== RECORDS TO USE

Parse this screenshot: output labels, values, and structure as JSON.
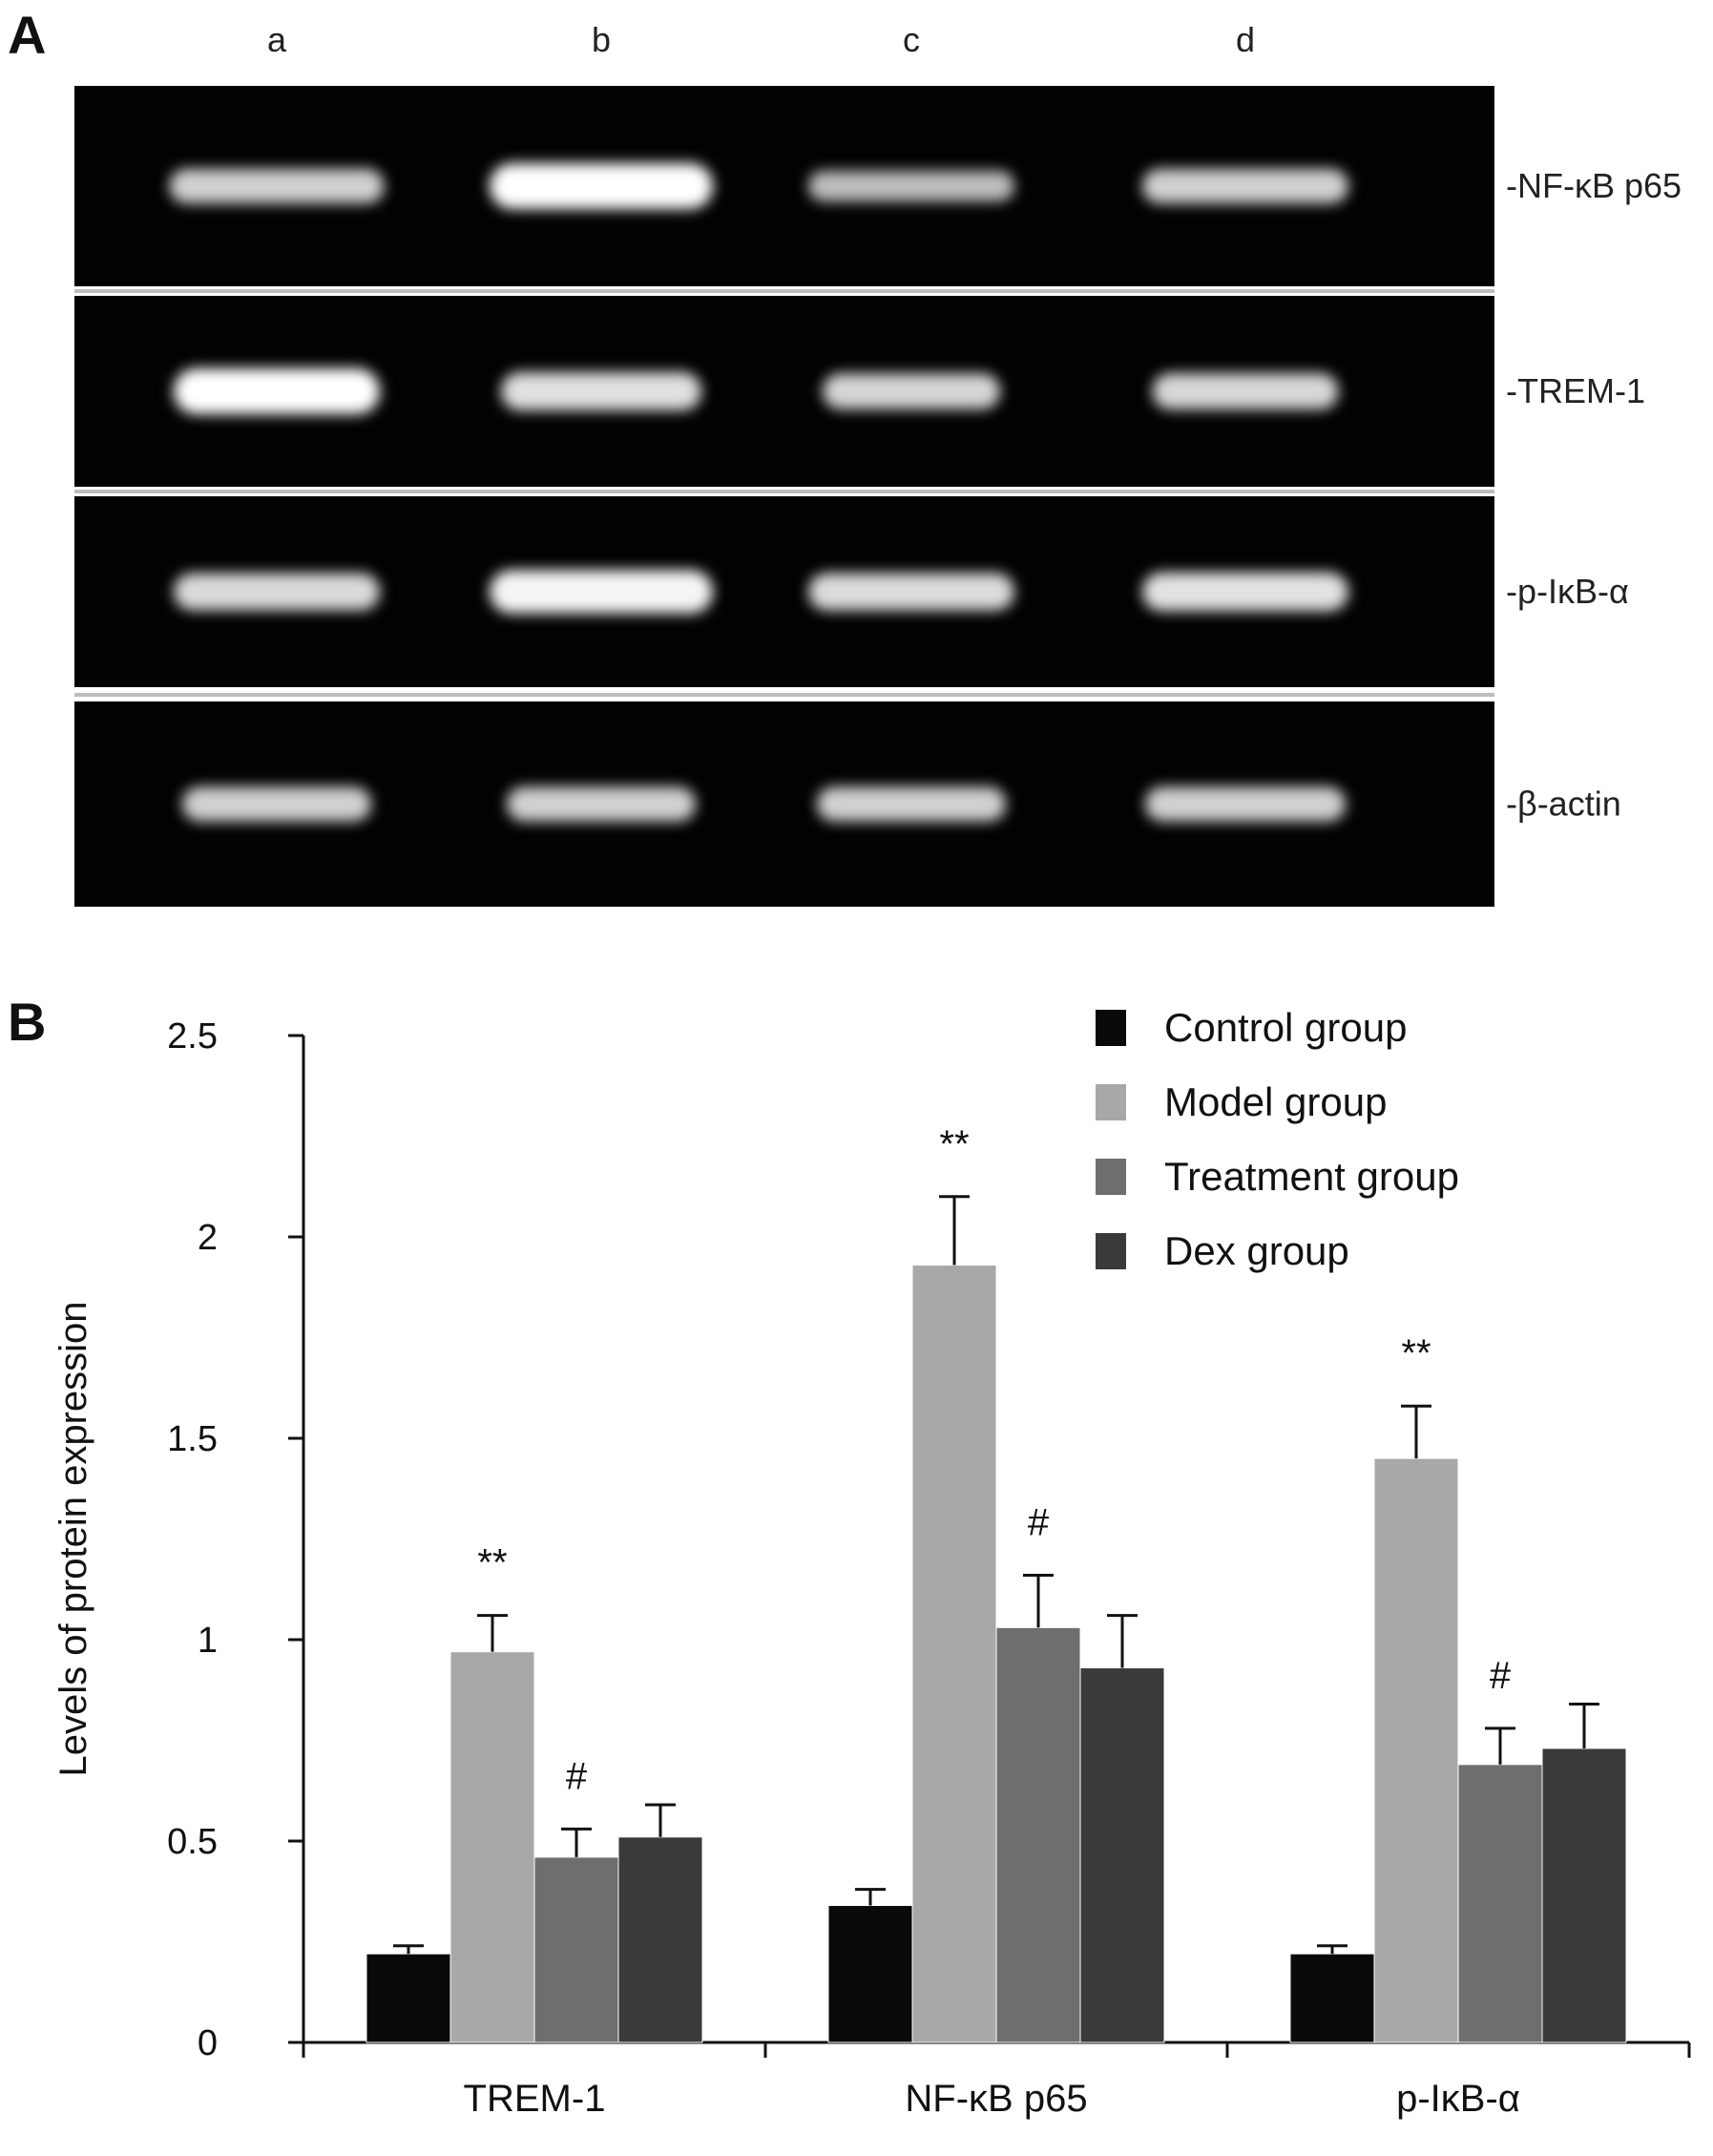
{
  "panel_a": {
    "letter": "A",
    "lanes": [
      "a",
      "b",
      "c",
      "d"
    ],
    "bands": [
      "-NF-κB p65",
      "-TREM-1",
      "-p-IκB-α",
      "-β-actin"
    ],
    "intensities": [
      [
        0.55,
        1.0,
        0.38,
        0.55
      ],
      [
        1.0,
        0.7,
        0.6,
        0.62
      ],
      [
        0.65,
        0.9,
        0.66,
        0.72
      ],
      [
        0.55,
        0.55,
        0.55,
        0.55
      ]
    ],
    "band_widths": [
      [
        0.75,
        0.78,
        0.72,
        0.72
      ],
      [
        0.72,
        0.7,
        0.62,
        0.65
      ],
      [
        0.72,
        0.78,
        0.72,
        0.72
      ],
      [
        0.66,
        0.66,
        0.66,
        0.7
      ]
    ]
  },
  "chart_data": {
    "panel_letter": "B",
    "type": "bar",
    "categories": [
      "TREM-1",
      "NF-κB p65",
      "p-IκB-α"
    ],
    "series": [
      {
        "name": "Control group",
        "values": [
          0.22,
          0.34,
          0.22
        ],
        "errors": [
          0.02,
          0.04,
          0.02
        ],
        "color": "#0a0a0a"
      },
      {
        "name": "Model group",
        "values": [
          0.97,
          1.93,
          1.45
        ],
        "errors": [
          0.09,
          0.17,
          0.13
        ],
        "color": "#a8a8a8"
      },
      {
        "name": "Treatment group",
        "values": [
          0.46,
          1.03,
          0.69
        ],
        "errors": [
          0.07,
          0.13,
          0.09
        ],
        "color": "#6e6e6e"
      },
      {
        "name": "Dex group",
        "values": [
          0.51,
          0.93,
          0.73
        ],
        "errors": [
          0.08,
          0.13,
          0.11
        ],
        "color": "#3a3a3a"
      }
    ],
    "annotations": [
      {
        "category": 0,
        "series": 1,
        "text": "**"
      },
      {
        "category": 0,
        "series": 2,
        "text": "#"
      },
      {
        "category": 1,
        "series": 1,
        "text": "**"
      },
      {
        "category": 1,
        "series": 2,
        "text": "#"
      },
      {
        "category": 2,
        "series": 1,
        "text": "**"
      },
      {
        "category": 2,
        "series": 2,
        "text": "#"
      }
    ],
    "xlabel": "",
    "ylabel": "Levels of protein expression",
    "ylim": [
      0,
      2.5
    ],
    "yticks": [
      "0",
      "0.5",
      "1",
      "1.5",
      "2",
      "2.5"
    ],
    "legend_position": "top-right",
    "grid": false
  }
}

====

→ YOUR GOAL: If a line in the entries above contains the word "color", copy it.

→ TASK RESPONSE:
        "color": "#0a0a0a"
        "color": "#a8a8a8"
        "color": "#6e6e6e"
        "color": "#3a3a3a"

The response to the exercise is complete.